[start of Records for processing]

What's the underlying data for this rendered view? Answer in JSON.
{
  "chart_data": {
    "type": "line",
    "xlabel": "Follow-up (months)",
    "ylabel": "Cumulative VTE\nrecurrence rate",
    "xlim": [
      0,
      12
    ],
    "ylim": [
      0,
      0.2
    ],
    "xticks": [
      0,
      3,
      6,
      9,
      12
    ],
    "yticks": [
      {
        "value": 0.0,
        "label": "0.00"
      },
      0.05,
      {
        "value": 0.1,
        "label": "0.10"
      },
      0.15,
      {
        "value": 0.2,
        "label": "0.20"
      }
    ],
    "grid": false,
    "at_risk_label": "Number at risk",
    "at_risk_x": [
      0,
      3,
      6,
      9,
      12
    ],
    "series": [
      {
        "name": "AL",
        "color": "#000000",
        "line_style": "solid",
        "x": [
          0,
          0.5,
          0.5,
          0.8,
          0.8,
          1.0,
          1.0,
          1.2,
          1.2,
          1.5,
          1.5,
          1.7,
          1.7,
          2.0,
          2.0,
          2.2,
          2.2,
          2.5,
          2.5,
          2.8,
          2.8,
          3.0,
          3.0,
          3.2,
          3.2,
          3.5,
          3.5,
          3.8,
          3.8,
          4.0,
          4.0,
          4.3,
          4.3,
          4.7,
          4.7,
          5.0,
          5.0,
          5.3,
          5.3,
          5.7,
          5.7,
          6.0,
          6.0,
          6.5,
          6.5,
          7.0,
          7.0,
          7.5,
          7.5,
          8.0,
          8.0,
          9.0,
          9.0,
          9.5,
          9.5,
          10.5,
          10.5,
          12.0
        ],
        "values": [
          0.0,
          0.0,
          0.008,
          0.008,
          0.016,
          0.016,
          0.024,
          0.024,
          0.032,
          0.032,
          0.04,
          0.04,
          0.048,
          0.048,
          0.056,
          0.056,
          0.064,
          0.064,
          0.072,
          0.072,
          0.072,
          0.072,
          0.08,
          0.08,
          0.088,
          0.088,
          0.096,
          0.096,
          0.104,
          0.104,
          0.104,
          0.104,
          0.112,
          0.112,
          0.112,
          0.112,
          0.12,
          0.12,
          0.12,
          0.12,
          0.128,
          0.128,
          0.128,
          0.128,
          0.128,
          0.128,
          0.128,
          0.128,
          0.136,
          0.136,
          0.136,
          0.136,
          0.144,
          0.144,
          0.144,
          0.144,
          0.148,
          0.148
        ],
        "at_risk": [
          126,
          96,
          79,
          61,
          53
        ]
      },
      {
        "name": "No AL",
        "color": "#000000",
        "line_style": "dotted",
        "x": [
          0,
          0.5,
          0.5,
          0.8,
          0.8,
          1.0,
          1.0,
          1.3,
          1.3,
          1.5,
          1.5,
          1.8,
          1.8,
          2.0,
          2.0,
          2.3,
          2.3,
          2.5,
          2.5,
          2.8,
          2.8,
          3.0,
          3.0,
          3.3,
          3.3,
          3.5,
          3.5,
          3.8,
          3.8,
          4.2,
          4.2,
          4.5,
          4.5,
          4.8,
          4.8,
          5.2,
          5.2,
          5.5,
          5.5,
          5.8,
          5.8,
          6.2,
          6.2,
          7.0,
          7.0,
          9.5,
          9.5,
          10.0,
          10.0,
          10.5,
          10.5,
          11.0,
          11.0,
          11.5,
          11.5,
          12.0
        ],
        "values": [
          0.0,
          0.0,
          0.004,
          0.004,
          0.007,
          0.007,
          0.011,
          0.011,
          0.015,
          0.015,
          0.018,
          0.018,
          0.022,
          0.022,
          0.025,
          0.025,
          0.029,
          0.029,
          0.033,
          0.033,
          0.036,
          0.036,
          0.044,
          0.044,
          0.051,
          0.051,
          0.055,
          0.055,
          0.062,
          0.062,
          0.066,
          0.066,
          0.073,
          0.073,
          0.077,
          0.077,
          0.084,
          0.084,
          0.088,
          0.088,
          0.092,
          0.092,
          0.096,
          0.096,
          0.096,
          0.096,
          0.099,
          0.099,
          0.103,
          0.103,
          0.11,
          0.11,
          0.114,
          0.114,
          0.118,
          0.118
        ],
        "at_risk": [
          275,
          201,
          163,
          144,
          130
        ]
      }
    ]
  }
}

[end of Records for processing]

Aim
Repeat back the data above, exact to the last character.

Exercise response
What's the underlying data for this rendered view? Answer in JSON.
{
  "chart_data": {
    "type": "line",
    "xlabel": "Follow-up (months)",
    "ylabel": "Cumulative VTE\nrecurrence rate",
    "xlim": [
      0,
      12
    ],
    "ylim": [
      0,
      0.2
    ],
    "xticks": [
      0,
      3,
      6,
      9,
      12
    ],
    "yticks": [
      {
        "value": 0.0,
        "label": "0.00"
      },
      0.05,
      {
        "value": 0.1,
        "label": "0.10"
      },
      0.15,
      {
        "value": 0.2,
        "label": "0.20"
      }
    ],
    "grid": false,
    "at_risk_label": "Number at risk",
    "at_risk_x": [
      0,
      3,
      6,
      9,
      12
    ],
    "series": [
      {
        "name": "AL",
        "color": "#000000",
        "line_style": "solid",
        "x": [
          0,
          0.5,
          0.5,
          0.8,
          0.8,
          1.0,
          1.0,
          1.2,
          1.2,
          1.5,
          1.5,
          1.7,
          1.7,
          2.0,
          2.0,
          2.2,
          2.2,
          2.5,
          2.5,
          2.8,
          2.8,
          3.0,
          3.0,
          3.2,
          3.2,
          3.5,
          3.5,
          3.8,
          3.8,
          4.0,
          4.0,
          4.3,
          4.3,
          4.7,
          4.7,
          5.0,
          5.0,
          5.3,
          5.3,
          5.7,
          5.7,
          6.0,
          6.0,
          6.5,
          6.5,
          7.0,
          7.0,
          7.5,
          7.5,
          8.0,
          8.0,
          9.0,
          9.0,
          9.5,
          9.5,
          10.5,
          10.5,
          12.0
        ],
        "values": [
          0.0,
          0.0,
          0.008,
          0.008,
          0.016,
          0.016,
          0.024,
          0.024,
          0.032,
          0.032,
          0.04,
          0.04,
          0.048,
          0.048,
          0.056,
          0.056,
          0.064,
          0.064,
          0.072,
          0.072,
          0.072,
          0.072,
          0.08,
          0.08,
          0.088,
          0.088,
          0.096,
          0.096,
          0.104,
          0.104,
          0.104,
          0.104,
          0.112,
          0.112,
          0.112,
          0.112,
          0.12,
          0.12,
          0.12,
          0.12,
          0.128,
          0.128,
          0.128,
          0.128,
          0.128,
          0.128,
          0.128,
          0.128,
          0.136,
          0.136,
          0.136,
          0.136,
          0.144,
          0.144,
          0.144,
          0.144,
          0.148,
          0.148
        ],
        "at_risk": [
          126,
          96,
          79,
          61,
          53
        ]
      },
      {
        "name": "No AL",
        "color": "#000000",
        "line_style": "dotted",
        "x": [
          0,
          0.5,
          0.5,
          0.8,
          0.8,
          1.0,
          1.0,
          1.3,
          1.3,
          1.5,
          1.5,
          1.8,
          1.8,
          2.0,
          2.0,
          2.3,
          2.3,
          2.5,
          2.5,
          2.8,
          2.8,
          3.0,
          3.0,
          3.3,
          3.3,
          3.5,
          3.5,
          3.8,
          3.8,
          4.2,
          4.2,
          4.5,
          4.5,
          4.8,
          4.8,
          5.2,
          5.2,
          5.5,
          5.5,
          5.8,
          5.8,
          6.2,
          6.2,
          7.0,
          7.0,
          9.5,
          9.5,
          10.0,
          10.0,
          10.5,
          10.5,
          11.0,
          11.0,
          11.5,
          11.5,
          12.0
        ],
        "values": [
          0.0,
          0.0,
          0.004,
          0.004,
          0.007,
          0.007,
          0.011,
          0.011,
          0.015,
          0.015,
          0.018,
          0.018,
          0.022,
          0.022,
          0.025,
          0.025,
          0.029,
          0.029,
          0.033,
          0.033,
          0.036,
          0.036,
          0.044,
          0.044,
          0.051,
          0.051,
          0.055,
          0.055,
          0.062,
          0.062,
          0.066,
          0.066,
          0.073,
          0.073,
          0.077,
          0.077,
          0.084,
          0.084,
          0.088,
          0.088,
          0.092,
          0.092,
          0.096,
          0.096,
          0.096,
          0.096,
          0.099,
          0.099,
          0.103,
          0.103,
          0.11,
          0.11,
          0.114,
          0.114,
          0.118,
          0.118
        ],
        "at_risk": [
          275,
          201,
          163,
          144,
          130
        ]
      }
    ]
  }
}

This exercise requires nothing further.